===== TASK INPUT =====

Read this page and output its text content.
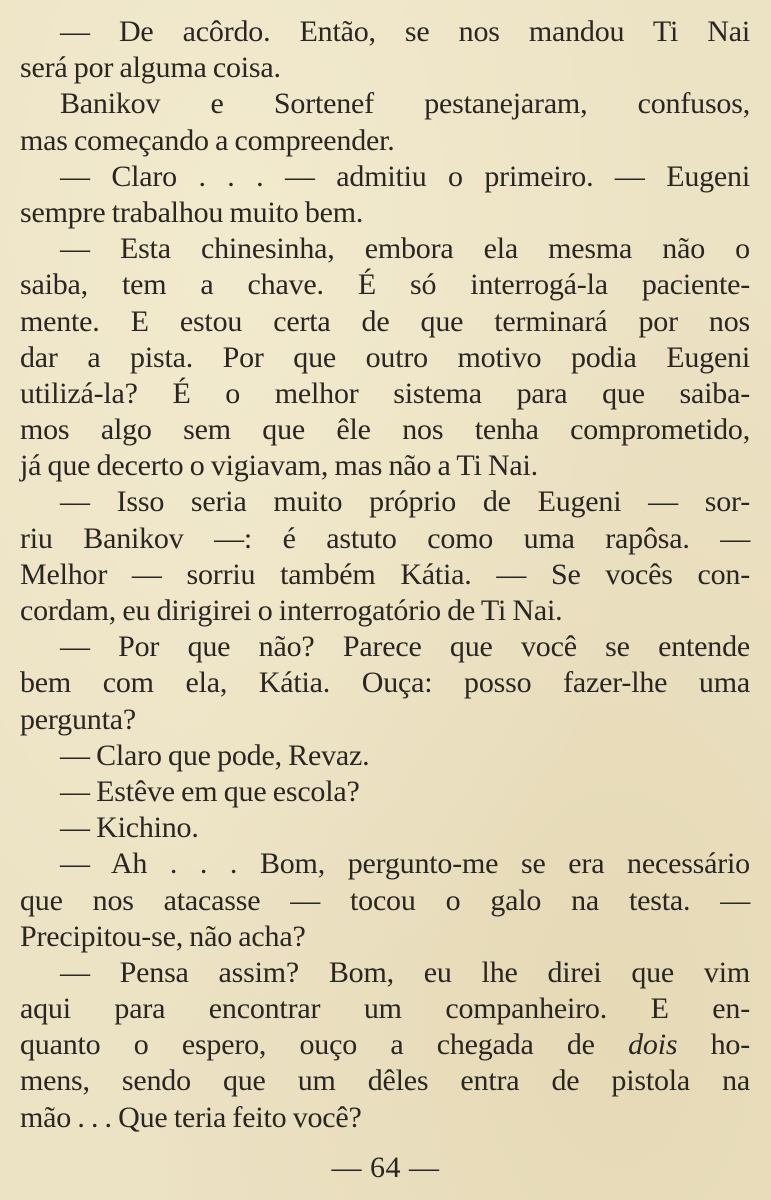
— De acôrdo. Então, se nos mandou Ti Nai
será por alguma coisa.
Banikov e Sortenef pestanejaram, confusos,
mas começando a compreender.
— Claro . . . — admitiu o primeiro. — Eugeni
sempre trabalhou muito bem.
— Esta chinesinha, embora ela mesma não o
saiba, tem a chave. É só interrogá-la paciente-
mente. E estou certa de que terminará por nos
dar a pista. Por que outro motivo podia Eugeni
utilizá-la? É o melhor sistema para que saiba-
mos algo sem que êle nos tenha comprometido,
já que decerto o vigiavam, mas não a Ti Nai.
— Isso seria muito próprio de Eugeni — sor-
riu Banikov —: é astuto como uma rapôsa. —
Melhor — sorriu também Kátia. — Se vocês con-
cordam, eu dirigirei o interrogatório de Ti Nai.
— Por que não? Parece que você se entende
bem com ela, Kátia. Ouça: posso fazer-lhe uma
pergunta?
— Claro que pode, Revaz.
— Estêve em que escola?
— Kichino.
— Ah . . . Bom, pergunto-me se era necessário
que nos atacasse — tocou o galo na testa. —
Precipitou-se, não acha?
— Pensa assim? Bom, eu lhe direi que vim
aqui para encontrar um companheiro. E en-
quanto o espero, ouço a chegada de dois ho-
mens, sendo que um dêles entra de pistola na
mão . . . Que teria feito você?
— 64 —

=====

§ **PROBLEM TO WORK ON**:
Reproduce all of the material exactly, apart from the pictures.

§ **FINISHED ANSWER**:
Read this page and output its text content.
— De acôrdo. Então, se nos mandou Ti Nai
será por alguma coisa.
Banikov e Sortenef pestanejaram, confusos,
mas começando a compreender.
— Claro . . . — admitiu o primeiro. — Eugeni
sempre trabalhou muito bem.
— Esta chinesinha, embora ela mesma não o
saiba, tem a chave. É só interrogá-la paciente-
mente. E estou certa de que terminará por nos
dar a pista. Por que outro motivo podia Eugeni
utilizá-la? É o melhor sistema para que saiba-
mos algo sem que êle nos tenha comprometido,
já que decerto o vigiavam, mas não a Ti Nai.
— Isso seria muito próprio de Eugeni — sor-
riu Banikov —: é astuto como uma rapôsa. —
Melhor — sorriu também Kátia. — Se vocês con-
cordam, eu dirigirei o interrogatório de Ti Nai.
— Por que não? Parece que você se entende
bem com ela, Kátia. Ouça: posso fazer-lhe uma
pergunta?
— Claro que pode, Revaz.
— Estêve em que escola?
— Kichino.
— Ah . . . Bom, pergunto-me se era necessário
que nos atacasse — tocou o galo na testa. —
Precipitou-se, não acha?
— Pensa assim? Bom, eu lhe direi que vim
aqui para encontrar um companheiro. E en-
quanto o espero, ouço a chegada de dois ho-
mens, sendo que um dêles entra de pistola na
mão . . . Que teria feito você?
— 64 —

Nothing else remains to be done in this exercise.